EXERCISE DETAILS
Reproduce all the entries precisely.

GIVEN DATA
-------------------------
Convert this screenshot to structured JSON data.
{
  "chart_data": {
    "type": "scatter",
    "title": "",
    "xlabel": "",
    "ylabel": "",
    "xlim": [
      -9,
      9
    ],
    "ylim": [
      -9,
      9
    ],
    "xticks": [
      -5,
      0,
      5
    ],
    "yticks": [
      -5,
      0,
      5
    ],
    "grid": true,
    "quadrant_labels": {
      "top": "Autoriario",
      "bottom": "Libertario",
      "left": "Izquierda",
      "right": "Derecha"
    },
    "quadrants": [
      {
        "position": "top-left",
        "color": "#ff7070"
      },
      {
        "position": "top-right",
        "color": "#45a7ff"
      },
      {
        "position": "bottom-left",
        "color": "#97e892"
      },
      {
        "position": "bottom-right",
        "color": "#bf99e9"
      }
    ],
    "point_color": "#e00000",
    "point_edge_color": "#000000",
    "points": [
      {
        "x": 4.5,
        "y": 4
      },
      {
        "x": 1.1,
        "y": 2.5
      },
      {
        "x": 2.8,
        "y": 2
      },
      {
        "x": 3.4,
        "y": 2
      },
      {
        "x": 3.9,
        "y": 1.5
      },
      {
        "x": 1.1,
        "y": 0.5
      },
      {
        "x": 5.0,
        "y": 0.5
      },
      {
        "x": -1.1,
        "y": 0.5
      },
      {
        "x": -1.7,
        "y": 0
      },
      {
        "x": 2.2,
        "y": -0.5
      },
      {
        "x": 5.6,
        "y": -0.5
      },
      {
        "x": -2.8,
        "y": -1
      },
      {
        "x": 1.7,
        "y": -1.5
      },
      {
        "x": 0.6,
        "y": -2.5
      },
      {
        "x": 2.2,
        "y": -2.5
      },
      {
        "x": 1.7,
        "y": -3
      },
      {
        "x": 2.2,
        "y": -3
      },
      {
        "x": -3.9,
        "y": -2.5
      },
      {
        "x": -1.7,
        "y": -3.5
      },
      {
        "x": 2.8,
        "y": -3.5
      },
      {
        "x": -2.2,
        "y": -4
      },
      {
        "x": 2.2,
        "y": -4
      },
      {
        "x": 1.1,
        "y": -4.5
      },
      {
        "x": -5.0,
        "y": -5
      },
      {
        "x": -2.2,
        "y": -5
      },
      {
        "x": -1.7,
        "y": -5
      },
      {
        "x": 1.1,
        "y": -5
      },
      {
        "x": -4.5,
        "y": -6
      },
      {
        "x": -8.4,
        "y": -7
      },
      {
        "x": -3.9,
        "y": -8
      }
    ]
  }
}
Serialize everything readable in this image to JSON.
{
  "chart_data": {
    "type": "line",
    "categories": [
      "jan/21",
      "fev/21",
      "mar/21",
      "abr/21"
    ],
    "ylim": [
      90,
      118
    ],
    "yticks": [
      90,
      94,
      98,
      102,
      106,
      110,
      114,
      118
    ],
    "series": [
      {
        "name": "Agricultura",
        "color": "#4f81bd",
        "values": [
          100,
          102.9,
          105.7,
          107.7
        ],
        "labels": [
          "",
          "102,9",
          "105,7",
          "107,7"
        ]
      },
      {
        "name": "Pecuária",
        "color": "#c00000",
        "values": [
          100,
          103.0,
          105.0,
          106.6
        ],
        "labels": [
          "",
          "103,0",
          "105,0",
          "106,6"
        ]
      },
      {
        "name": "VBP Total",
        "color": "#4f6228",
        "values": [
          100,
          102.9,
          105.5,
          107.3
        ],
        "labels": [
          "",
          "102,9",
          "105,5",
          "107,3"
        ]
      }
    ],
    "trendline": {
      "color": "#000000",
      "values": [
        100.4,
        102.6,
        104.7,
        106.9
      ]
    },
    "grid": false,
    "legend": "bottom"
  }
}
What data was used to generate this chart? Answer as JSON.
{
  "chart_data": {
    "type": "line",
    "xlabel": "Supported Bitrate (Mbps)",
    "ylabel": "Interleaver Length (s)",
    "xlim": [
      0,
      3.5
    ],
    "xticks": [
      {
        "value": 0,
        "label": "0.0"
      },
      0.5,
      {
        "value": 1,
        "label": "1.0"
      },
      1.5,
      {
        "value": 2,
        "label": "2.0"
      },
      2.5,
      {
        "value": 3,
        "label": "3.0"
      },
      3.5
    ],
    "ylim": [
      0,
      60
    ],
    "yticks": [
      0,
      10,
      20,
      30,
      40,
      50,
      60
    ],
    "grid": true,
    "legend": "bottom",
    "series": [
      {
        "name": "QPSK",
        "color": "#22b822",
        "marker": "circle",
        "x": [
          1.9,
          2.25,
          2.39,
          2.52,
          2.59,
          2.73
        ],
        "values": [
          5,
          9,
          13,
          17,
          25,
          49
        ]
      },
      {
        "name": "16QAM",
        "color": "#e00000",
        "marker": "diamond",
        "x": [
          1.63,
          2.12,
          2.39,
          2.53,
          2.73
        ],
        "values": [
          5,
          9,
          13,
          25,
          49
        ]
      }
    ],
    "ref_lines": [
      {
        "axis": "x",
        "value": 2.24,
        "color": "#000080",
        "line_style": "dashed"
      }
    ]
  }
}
-------------------------
RIGHT ANSWER
Convert this screenshot to structured JSON data.
{
  "chart_data": {
    "type": "scatter",
    "title": "",
    "xlabel": "",
    "ylabel": "",
    "xlim": [
      -9,
      9
    ],
    "ylim": [
      -9,
      9
    ],
    "xticks": [
      -5,
      0,
      5
    ],
    "yticks": [
      -5,
      0,
      5
    ],
    "grid": true,
    "quadrant_labels": {
      "top": "Autoriario",
      "bottom": "Libertario",
      "left": "Izquierda",
      "right": "Derecha"
    },
    "quadrants": [
      {
        "position": "top-left",
        "color": "#ff7070"
      },
      {
        "position": "top-right",
        "color": "#45a7ff"
      },
      {
        "position": "bottom-left",
        "color": "#97e892"
      },
      {
        "position": "bottom-right",
        "color": "#bf99e9"
      }
    ],
    "point_color": "#e00000",
    "point_edge_color": "#000000",
    "points": [
      {
        "x": 4.5,
        "y": 4
      },
      {
        "x": 1.1,
        "y": 2.5
      },
      {
        "x": 2.8,
        "y": 2
      },
      {
        "x": 3.4,
        "y": 2
      },
      {
        "x": 3.9,
        "y": 1.5
      },
      {
        "x": 1.1,
        "y": 0.5
      },
      {
        "x": 5.0,
        "y": 0.5
      },
      {
        "x": -1.1,
        "y": 0.5
      },
      {
        "x": -1.7,
        "y": 0
      },
      {
        "x": 2.2,
        "y": -0.5
      },
      {
        "x": 5.6,
        "y": -0.5
      },
      {
        "x": -2.8,
        "y": -1
      },
      {
        "x": 1.7,
        "y": -1.5
      },
      {
        "x": 0.6,
        "y": -2.5
      },
      {
        "x": 2.2,
        "y": -2.5
      },
      {
        "x": 1.7,
        "y": -3
      },
      {
        "x": 2.2,
        "y": -3
      },
      {
        "x": -3.9,
        "y": -2.5
      },
      {
        "x": -1.7,
        "y": -3.5
      },
      {
        "x": 2.8,
        "y": -3.5
      },
      {
        "x": -2.2,
        "y": -4
      },
      {
        "x": 2.2,
        "y": -4
      },
      {
        "x": 1.1,
        "y": -4.5
      },
      {
        "x": -5.0,
        "y": -5
      },
      {
        "x": -2.2,
        "y": -5
      },
      {
        "x": -1.7,
        "y": -5
      },
      {
        "x": 1.1,
        "y": -5
      },
      {
        "x": -4.5,
        "y": -6
      },
      {
        "x": -8.4,
        "y": -7
      },
      {
        "x": -3.9,
        "y": -8
      }
    ]
  }
}
Serialize everything readable in this image to JSON.
{
  "chart_data": {
    "type": "line",
    "categories": [
      "jan/21",
      "fev/21",
      "mar/21",
      "abr/21"
    ],
    "ylim": [
      90,
      118
    ],
    "yticks": [
      90,
      94,
      98,
      102,
      106,
      110,
      114,
      118
    ],
    "series": [
      {
        "name": "Agricultura",
        "color": "#4f81bd",
        "values": [
          100,
          102.9,
          105.7,
          107.7
        ],
        "labels": [
          "",
          "102,9",
          "105,7",
          "107,7"
        ]
      },
      {
        "name": "Pecuária",
        "color": "#c00000",
        "values": [
          100,
          103.0,
          105.0,
          106.6
        ],
        "labels": [
          "",
          "103,0",
          "105,0",
          "106,6"
        ]
      },
      {
        "name": "VBP Total",
        "color": "#4f6228",
        "values": [
          100,
          102.9,
          105.5,
          107.3
        ],
        "labels": [
          "",
          "102,9",
          "105,5",
          "107,3"
        ]
      }
    ],
    "trendline": {
      "color": "#000000",
      "values": [
        100.4,
        102.6,
        104.7,
        106.9
      ]
    },
    "grid": false,
    "legend": "bottom"
  }
}
What data was used to generate this chart? Answer as JSON.
{
  "chart_data": {
    "type": "line",
    "xlabel": "Supported Bitrate (Mbps)",
    "ylabel": "Interleaver Length (s)",
    "xlim": [
      0,
      3.5
    ],
    "xticks": [
      {
        "value": 0,
        "label": "0.0"
      },
      0.5,
      {
        "value": 1,
        "label": "1.0"
      },
      1.5,
      {
        "value": 2,
        "label": "2.0"
      },
      2.5,
      {
        "value": 3,
        "label": "3.0"
      },
      3.5
    ],
    "ylim": [
      0,
      60
    ],
    "yticks": [
      0,
      10,
      20,
      30,
      40,
      50,
      60
    ],
    "grid": true,
    "legend": "bottom",
    "series": [
      {
        "name": "QPSK",
        "color": "#22b822",
        "marker": "circle",
        "x": [
          1.9,
          2.25,
          2.39,
          2.52,
          2.59,
          2.73
        ],
        "values": [
          5,
          9,
          13,
          17,
          25,
          49
        ]
      },
      {
        "name": "16QAM",
        "color": "#e00000",
        "marker": "diamond",
        "x": [
          1.63,
          2.12,
          2.39,
          2.53,
          2.73
        ],
        "values": [
          5,
          9,
          13,
          25,
          49
        ]
      }
    ],
    "ref_lines": [
      {
        "axis": "x",
        "value": 2.24,
        "color": "#000080",
        "line_style": "dashed"
      }
    ]
  }
}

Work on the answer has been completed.